Instructions for the task: Reproduce all of the material word for word.

Records provided:
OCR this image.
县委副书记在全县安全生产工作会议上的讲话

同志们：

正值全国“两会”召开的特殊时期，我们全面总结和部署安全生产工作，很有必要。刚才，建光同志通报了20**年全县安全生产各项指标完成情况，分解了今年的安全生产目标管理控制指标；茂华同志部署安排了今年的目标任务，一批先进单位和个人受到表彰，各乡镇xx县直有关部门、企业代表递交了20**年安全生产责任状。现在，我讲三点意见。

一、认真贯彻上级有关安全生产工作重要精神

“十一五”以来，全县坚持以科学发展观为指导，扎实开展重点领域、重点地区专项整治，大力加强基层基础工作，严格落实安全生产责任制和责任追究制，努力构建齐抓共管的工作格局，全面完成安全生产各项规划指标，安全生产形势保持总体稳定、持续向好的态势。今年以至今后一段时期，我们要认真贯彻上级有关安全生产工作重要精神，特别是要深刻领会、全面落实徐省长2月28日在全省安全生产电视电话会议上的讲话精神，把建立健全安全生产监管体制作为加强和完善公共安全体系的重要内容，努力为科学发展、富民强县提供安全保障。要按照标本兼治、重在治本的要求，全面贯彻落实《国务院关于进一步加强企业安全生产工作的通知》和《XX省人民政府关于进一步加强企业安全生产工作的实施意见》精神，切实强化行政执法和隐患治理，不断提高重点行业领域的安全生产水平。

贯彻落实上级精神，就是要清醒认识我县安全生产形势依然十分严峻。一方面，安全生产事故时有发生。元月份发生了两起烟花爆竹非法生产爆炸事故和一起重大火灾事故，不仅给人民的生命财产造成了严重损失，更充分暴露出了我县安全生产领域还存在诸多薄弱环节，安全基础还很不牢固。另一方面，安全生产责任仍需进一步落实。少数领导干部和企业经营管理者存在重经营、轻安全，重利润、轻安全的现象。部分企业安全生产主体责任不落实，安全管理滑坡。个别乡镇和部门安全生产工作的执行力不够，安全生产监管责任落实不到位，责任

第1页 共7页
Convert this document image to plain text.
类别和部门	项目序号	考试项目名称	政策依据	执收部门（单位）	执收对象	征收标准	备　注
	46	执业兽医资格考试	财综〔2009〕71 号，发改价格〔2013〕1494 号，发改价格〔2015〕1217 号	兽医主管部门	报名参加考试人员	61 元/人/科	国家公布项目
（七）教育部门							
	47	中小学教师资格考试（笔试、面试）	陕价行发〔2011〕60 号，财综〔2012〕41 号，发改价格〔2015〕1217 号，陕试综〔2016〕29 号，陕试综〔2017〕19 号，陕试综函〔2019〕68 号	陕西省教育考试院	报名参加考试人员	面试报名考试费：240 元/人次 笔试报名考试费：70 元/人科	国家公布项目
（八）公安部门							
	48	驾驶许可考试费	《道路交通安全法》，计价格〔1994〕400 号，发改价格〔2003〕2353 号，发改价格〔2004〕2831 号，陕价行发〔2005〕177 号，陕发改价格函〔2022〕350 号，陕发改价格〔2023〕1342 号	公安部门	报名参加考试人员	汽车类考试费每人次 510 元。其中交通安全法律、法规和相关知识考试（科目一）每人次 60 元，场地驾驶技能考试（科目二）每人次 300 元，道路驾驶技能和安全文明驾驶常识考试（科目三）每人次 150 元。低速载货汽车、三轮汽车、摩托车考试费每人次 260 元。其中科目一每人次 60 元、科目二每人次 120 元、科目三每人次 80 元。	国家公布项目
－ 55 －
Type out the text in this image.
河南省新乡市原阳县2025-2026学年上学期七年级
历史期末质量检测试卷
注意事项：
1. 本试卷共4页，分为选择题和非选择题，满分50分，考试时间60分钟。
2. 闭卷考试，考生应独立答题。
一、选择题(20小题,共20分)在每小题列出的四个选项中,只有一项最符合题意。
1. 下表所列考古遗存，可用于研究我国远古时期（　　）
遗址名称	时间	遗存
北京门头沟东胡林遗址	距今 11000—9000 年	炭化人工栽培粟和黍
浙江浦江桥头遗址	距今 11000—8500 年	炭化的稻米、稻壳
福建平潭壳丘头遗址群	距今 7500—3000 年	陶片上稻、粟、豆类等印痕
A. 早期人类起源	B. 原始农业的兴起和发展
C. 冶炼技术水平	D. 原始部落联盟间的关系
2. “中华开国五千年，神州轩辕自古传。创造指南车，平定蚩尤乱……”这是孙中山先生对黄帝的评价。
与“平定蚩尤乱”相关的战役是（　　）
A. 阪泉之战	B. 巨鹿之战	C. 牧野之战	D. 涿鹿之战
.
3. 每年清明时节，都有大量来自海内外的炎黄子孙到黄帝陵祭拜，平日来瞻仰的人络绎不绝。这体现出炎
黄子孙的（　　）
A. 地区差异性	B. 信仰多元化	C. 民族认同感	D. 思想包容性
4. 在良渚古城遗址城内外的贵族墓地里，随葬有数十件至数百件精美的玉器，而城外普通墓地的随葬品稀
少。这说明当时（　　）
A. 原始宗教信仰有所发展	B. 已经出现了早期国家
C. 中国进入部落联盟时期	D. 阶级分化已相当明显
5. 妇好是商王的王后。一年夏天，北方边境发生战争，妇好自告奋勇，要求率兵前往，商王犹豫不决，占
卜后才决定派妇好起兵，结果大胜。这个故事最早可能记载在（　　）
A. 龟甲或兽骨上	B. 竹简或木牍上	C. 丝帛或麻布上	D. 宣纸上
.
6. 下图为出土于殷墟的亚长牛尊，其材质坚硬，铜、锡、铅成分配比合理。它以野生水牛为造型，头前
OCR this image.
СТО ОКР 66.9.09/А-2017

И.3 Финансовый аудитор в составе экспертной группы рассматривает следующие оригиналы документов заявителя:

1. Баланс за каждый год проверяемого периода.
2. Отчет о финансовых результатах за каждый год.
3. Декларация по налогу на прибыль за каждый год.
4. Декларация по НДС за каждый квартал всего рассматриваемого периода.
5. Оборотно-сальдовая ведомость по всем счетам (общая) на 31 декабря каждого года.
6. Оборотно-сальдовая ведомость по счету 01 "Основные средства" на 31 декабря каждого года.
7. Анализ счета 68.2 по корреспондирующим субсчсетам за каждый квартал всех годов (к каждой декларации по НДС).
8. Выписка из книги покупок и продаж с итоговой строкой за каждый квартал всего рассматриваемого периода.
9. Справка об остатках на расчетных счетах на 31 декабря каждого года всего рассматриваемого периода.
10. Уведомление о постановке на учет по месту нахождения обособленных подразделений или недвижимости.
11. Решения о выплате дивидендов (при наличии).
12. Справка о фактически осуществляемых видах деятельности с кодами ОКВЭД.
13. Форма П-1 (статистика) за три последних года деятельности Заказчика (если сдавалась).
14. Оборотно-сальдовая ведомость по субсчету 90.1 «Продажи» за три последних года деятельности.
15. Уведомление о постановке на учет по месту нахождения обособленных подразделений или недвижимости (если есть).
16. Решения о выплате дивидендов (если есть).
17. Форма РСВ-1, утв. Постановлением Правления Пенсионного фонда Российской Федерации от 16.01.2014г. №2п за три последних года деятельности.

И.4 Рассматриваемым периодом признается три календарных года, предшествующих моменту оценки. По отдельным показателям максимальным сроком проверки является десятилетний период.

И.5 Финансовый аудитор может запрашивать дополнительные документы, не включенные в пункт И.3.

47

Expected answer:
OCR this image.
县委副书记在全县安全生产工作会议上的讲话

同志们：

正值全国“两会”召开的特殊时期，我们全面总结和部署安全生产工作，很有必要。刚才，建光同志通报了20**年全县安全生产各项指标完成情况，分解了今年的安全生产目标管理控制指标；茂华同志部署安排了今年的目标任务，一批先进单位和个人受到表彰，各乡镇xx县直有关部门、企业代表递交了20**年安全生产责任状。现在，我讲三点意见。

一、认真贯彻上级有关安全生产工作重要精神

“十一五”以来，全县坚持以科学发展观为指导，扎实开展重点领域、重点地区专项整治，大力加强基层基础工作，严格落实安全生产责任制和责任追究制，努力构建齐抓共管的工作格局，全面完成安全生产各项规划指标，安全生产形势保持总体稳定、持续向好的态势。今年以至今后一段时期，我们要认真贯彻上级有关安全生产工作重要精神，特别是要深刻领会、全面落实徐省长2月28日在全省安全生产电视电话会议上的讲话精神，把建立健全安全生产监管体制作为加强和完善公共安全体系的重要内容，努力为科学发展、富民强县提供安全保障。要按照标本兼治、重在治本的要求，全面贯彻落实《国务院关于进一步加强企业安全生产工作的通知》和《XX省人民政府关于进一步加强企业安全生产工作的实施意见》精神，切实强化行政执法和隐患治理，不断提高重点行业领域的安全生产水平。

贯彻落实上级精神，就是要清醒认识我县安全生产形势依然十分严峻。一方面，安全生产事故时有发生。元月份发生了两起烟花爆竹非法生产爆炸事故和一起重大火灾事故，不仅给人民的生命财产造成了严重损失，更充分暴露出了我县安全生产领域还存在诸多薄弱环节，安全基础还很不牢固。另一方面，安全生产责任仍需进一步落实。少数领导干部和企业经营管理者存在重经营、轻安全，重利润、轻安全的现象。部分企业安全生产主体责任不落实，安全管理滑坡。个别乡镇和部门安全生产工作的执行力不够，安全生产监管责任落实不到位，责任

第1页 共7页
Convert this document image to plain text.
类别和部门	项目序号	考试项目名称	政策依据	执收部门（单位）	执收对象	征收标准	备　注
	46	执业兽医资格考试	财综〔2009〕71 号，发改价格〔2013〕1494 号，发改价格〔2015〕1217 号	兽医主管部门	报名参加考试人员	61 元/人/科	国家公布项目
（七）教育部门							
	47	中小学教师资格考试（笔试、面试）	陕价行发〔2011〕60 号，财综〔2012〕41 号，发改价格〔2015〕1217 号，陕试综〔2016〕29 号，陕试综〔2017〕19 号，陕试综函〔2019〕68 号	陕西省教育考试院	报名参加考试人员	面试报名考试费：240 元/人次 笔试报名考试费：70 元/人科	国家公布项目
（八）公安部门							
	48	驾驶许可考试费	《道路交通安全法》，计价格〔1994〕400 号，发改价格〔2003〕2353 号，发改价格〔2004〕2831 号，陕价行发〔2005〕177 号，陕发改价格函〔2022〕350 号，陕发改价格〔2023〕1342 号	公安部门	报名参加考试人员	汽车类考试费每人次 510 元。其中交通安全法律、法规和相关知识考试（科目一）每人次 60 元，场地驾驶技能考试（科目二）每人次 300 元，道路驾驶技能和安全文明驾驶常识考试（科目三）每人次 150 元。低速载货汽车、三轮汽车、摩托车考试费每人次 260 元。其中科目一每人次 60 元、科目二每人次 120 元、科目三每人次 80 元。	国家公布项目
－ 55 －
Type out the text in this image.
河南省新乡市原阳县2025-2026学年上学期七年级
历史期末质量检测试卷
注意事项：
1. 本试卷共4页，分为选择题和非选择题，满分50分，考试时间60分钟。
2. 闭卷考试，考生应独立答题。
一、选择题(20小题,共20分)在每小题列出的四个选项中,只有一项最符合题意。
1. 下表所列考古遗存，可用于研究我国远古时期（　　）
遗址名称	时间	遗存
北京门头沟东胡林遗址	距今 11000—9000 年	炭化人工栽培粟和黍
浙江浦江桥头遗址	距今 11000—8500 年	炭化的稻米、稻壳
福建平潭壳丘头遗址群	距今 7500—3000 年	陶片上稻、粟、豆类等印痕
A. 早期人类起源	B. 原始农业的兴起和发展
C. 冶炼技术水平	D. 原始部落联盟间的关系
2. “中华开国五千年，神州轩辕自古传。创造指南车，平定蚩尤乱……”这是孙中山先生对黄帝的评价。
与“平定蚩尤乱”相关的战役是（　　）
A. 阪泉之战	B. 巨鹿之战	C. 牧野之战	D. 涿鹿之战
.
3. 每年清明时节，都有大量来自海内外的炎黄子孙到黄帝陵祭拜，平日来瞻仰的人络绎不绝。这体现出炎
黄子孙的（　　）
A. 地区差异性	B. 信仰多元化	C. 民族认同感	D. 思想包容性
4. 在良渚古城遗址城内外的贵族墓地里，随葬有数十件至数百件精美的玉器，而城外普通墓地的随葬品稀
少。这说明当时（　　）
A. 原始宗教信仰有所发展	B. 已经出现了早期国家
C. 中国进入部落联盟时期	D. 阶级分化已相当明显
5. 妇好是商王的王后。一年夏天，北方边境发生战争，妇好自告奋勇，要求率兵前往，商王犹豫不决，占
卜后才决定派妇好起兵，结果大胜。这个故事最早可能记载在（　　）
A. 龟甲或兽骨上	B. 竹简或木牍上	C. 丝帛或麻布上	D. 宣纸上
.
6. 下图为出土于殷墟的亚长牛尊，其材质坚硬，铜、锡、铅成分配比合理。它以野生水牛为造型，头前
OCR this image.
СТО ОКР 66.9.09/А-2017

И.3 Финансовый аудитор в составе экспертной группы рассматривает следующие оригиналы документов заявителя:

1. Баланс за каждый год проверяемого периода.
2. Отчет о финансовых результатах за каждый год.
3. Декларация по налогу на прибыль за каждый год.
4. Декларация по НДС за каждый квартал всего рассматриваемого периода.
5. Оборотно-сальдовая ведомость по всем счетам (общая) на 31 декабря каждого года.
6. Оборотно-сальдовая ведомость по счету 01 "Основные средства" на 31 декабря каждого года.
7. Анализ счета 68.2 по корреспондирующим субсчсетам за каждый квартал всех годов (к каждой декларации по НДС).
8. Выписка из книги покупок и продаж с итоговой строкой за каждый квартал всего рассматриваемого периода.
9. Справка об остатках на расчетных счетах на 31 декабря каждого года всего рассматриваемого периода.
10. Уведомление о постановке на учет по месту нахождения обособленных подразделений или недвижимости.
11. Решения о выплате дивидендов (при наличии).
12. Справка о фактически осуществляемых видах деятельности с кодами ОКВЭД.
13. Форма П-1 (статистика) за три последних года деятельности Заказчика (если сдавалась).
14. Оборотно-сальдовая ведомость по субсчету 90.1 «Продажи» за три последних года деятельности.
15. Уведомление о постановке на учет по месту нахождения обособленных подразделений или недвижимости (если есть).
16. Решения о выплате дивидендов (если есть).
17. Форма РСВ-1, утв. Постановлением Правления Пенсионного фонда Российской Федерации от 16.01.2014г. №2п за три последних года деятельности.

И.4 Рассматриваемым периодом признается три календарных года, предшествующих моменту оценки. По отдельным показателям максимальным сроком проверки является десятилетний период.

И.5 Финансовый аудитор может запрашивать дополнительные документы, не включенные в пункт И.3.

47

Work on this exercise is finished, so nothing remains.